──────── Items ────────
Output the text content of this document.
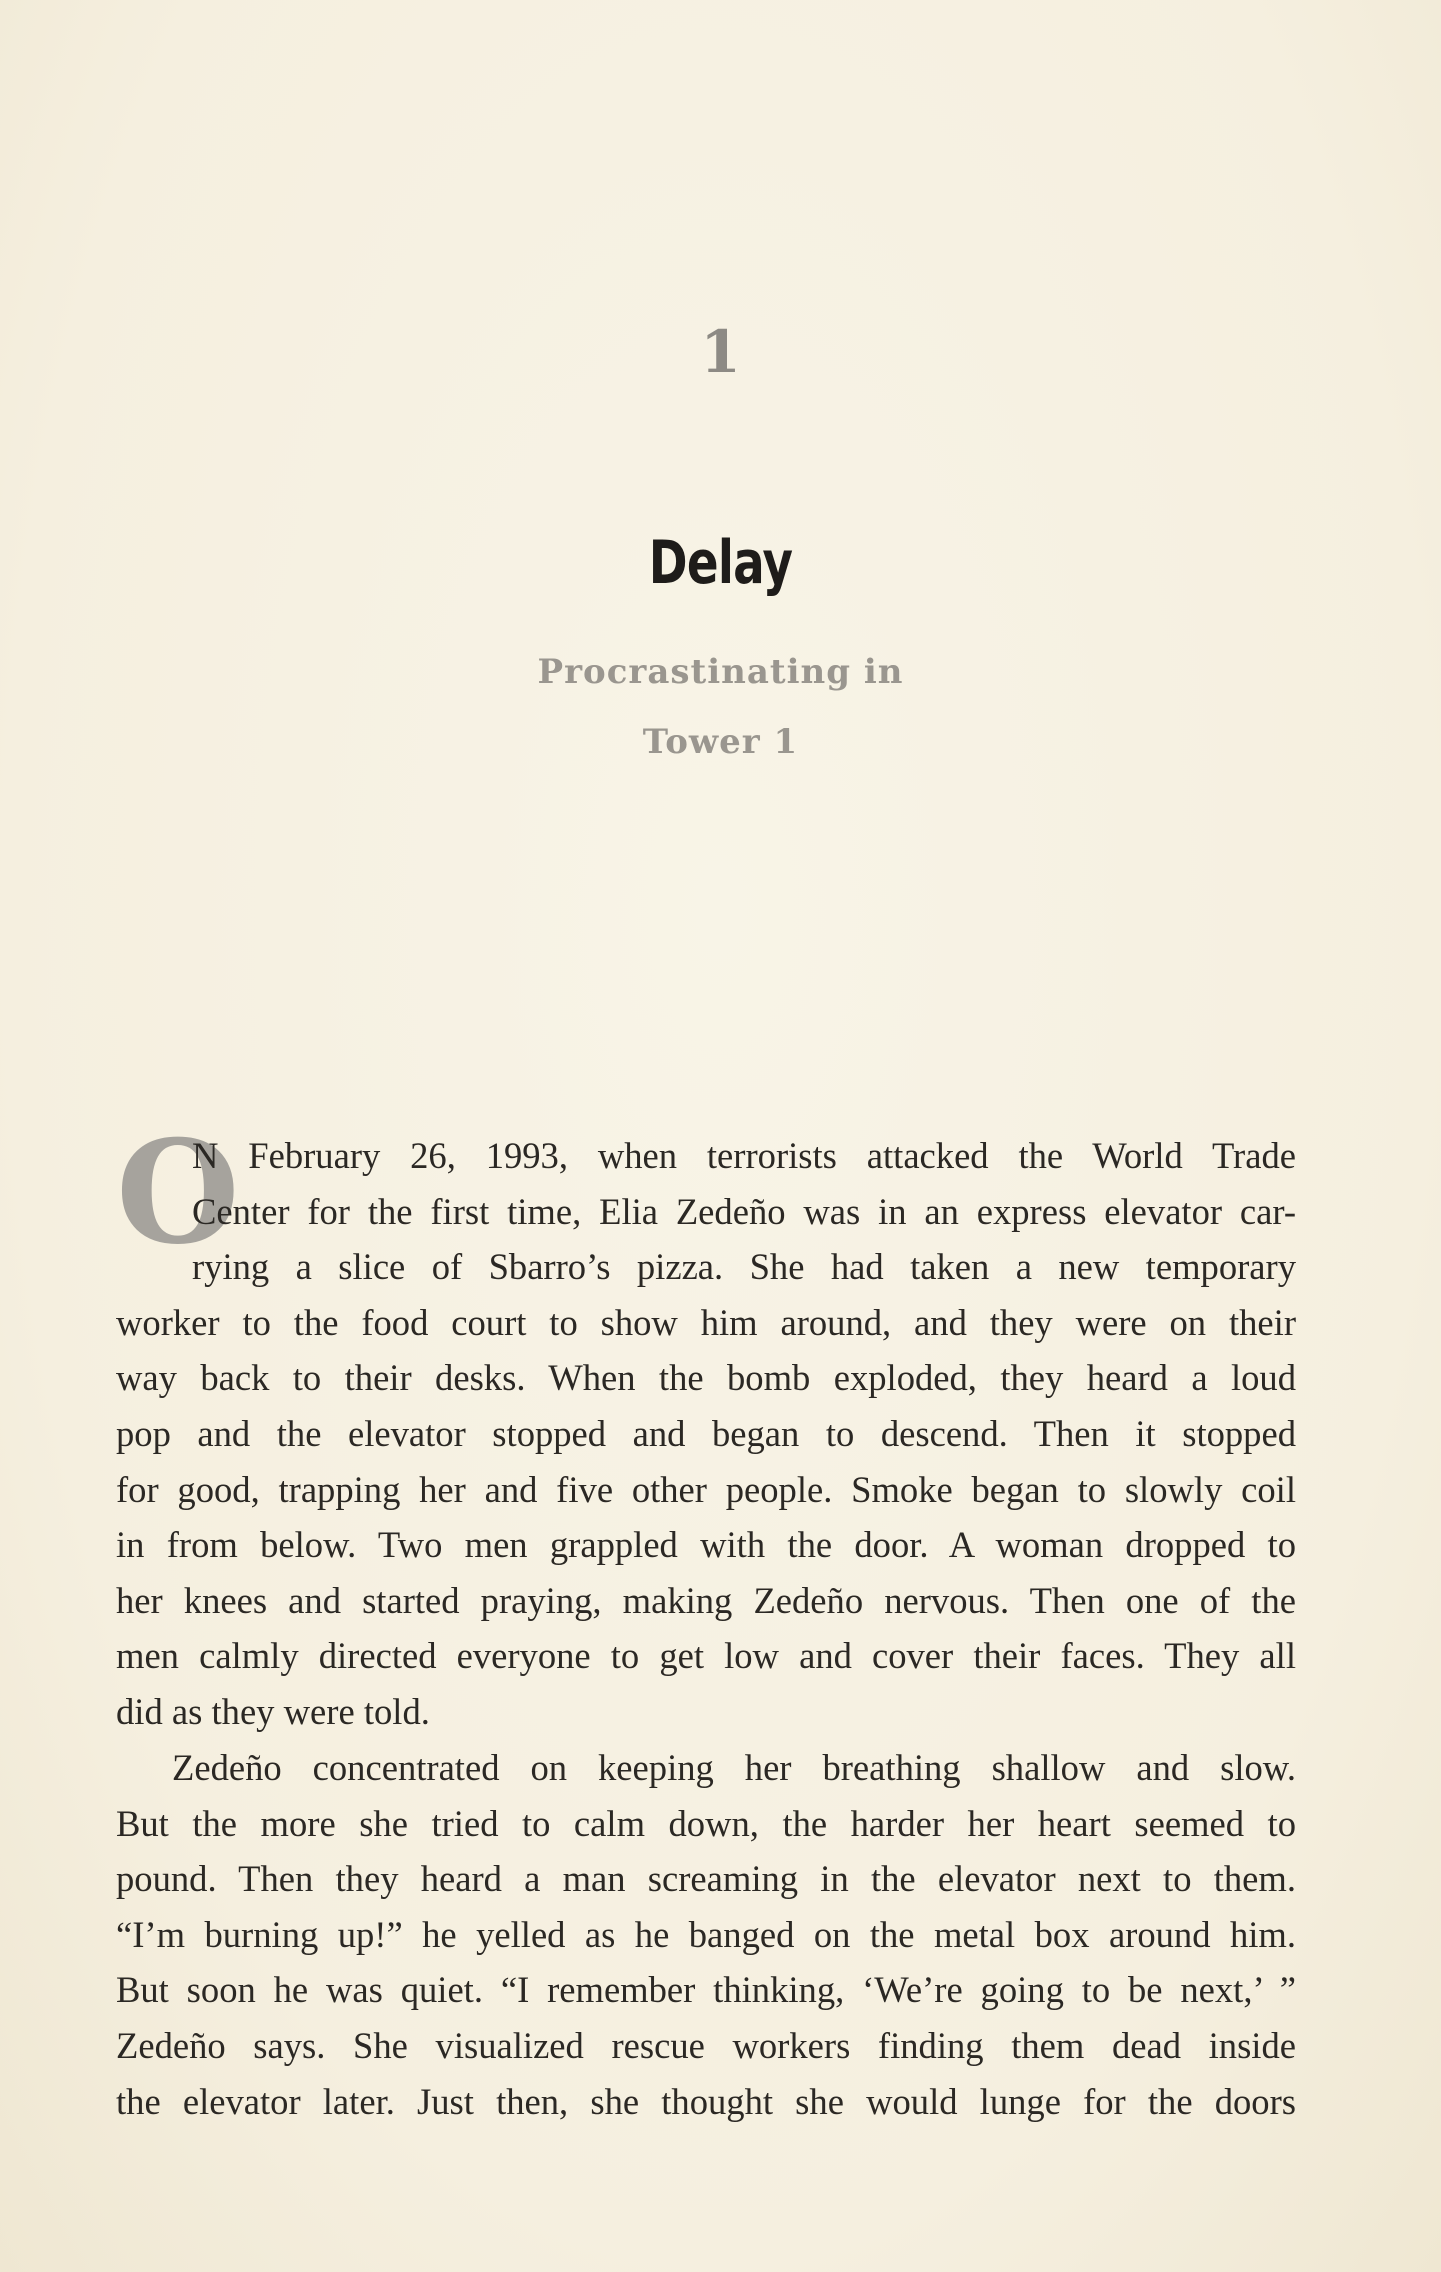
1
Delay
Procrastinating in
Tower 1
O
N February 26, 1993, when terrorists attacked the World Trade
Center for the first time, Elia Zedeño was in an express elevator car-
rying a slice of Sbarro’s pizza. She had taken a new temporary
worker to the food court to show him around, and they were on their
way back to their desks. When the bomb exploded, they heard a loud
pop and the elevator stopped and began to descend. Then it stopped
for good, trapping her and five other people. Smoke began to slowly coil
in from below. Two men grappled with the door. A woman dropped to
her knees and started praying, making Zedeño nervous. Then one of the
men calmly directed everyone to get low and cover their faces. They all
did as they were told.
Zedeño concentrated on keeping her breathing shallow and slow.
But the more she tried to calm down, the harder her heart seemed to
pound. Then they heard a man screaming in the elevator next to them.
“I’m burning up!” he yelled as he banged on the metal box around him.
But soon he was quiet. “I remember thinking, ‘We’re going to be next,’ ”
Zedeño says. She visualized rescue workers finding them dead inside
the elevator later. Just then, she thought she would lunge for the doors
────────
» Job
Nothing in the entries should change as you copy them, except that the pictures are left out.

» Answer below
Output the text content of this document.
1
Delay
Procrastinating in
Tower 1
O
N February 26, 1993, when terrorists attacked the World Trade
Center for the first time, Elia Zedeño was in an express elevator car-
rying a slice of Sbarro’s pizza. She had taken a new temporary
worker to the food court to show him around, and they were on their
way back to their desks. When the bomb exploded, they heard a loud
pop and the elevator stopped and began to descend. Then it stopped
for good, trapping her and five other people. Smoke began to slowly coil
in from below. Two men grappled with the door. A woman dropped to
her knees and started praying, making Zedeño nervous. Then one of the
men calmly directed everyone to get low and cover their faces. They all
did as they were told.
Zedeño concentrated on keeping her breathing shallow and slow.
But the more she tried to calm down, the harder her heart seemed to
pound. Then they heard a man screaming in the elevator next to them.
“I’m burning up!” he yelled as he banged on the metal box around him.
But soon he was quiet. “I remember thinking, ‘We’re going to be next,’ ”
Zedeño says. She visualized rescue workers finding them dead inside
the elevator later. Just then, she thought she would lunge for the doors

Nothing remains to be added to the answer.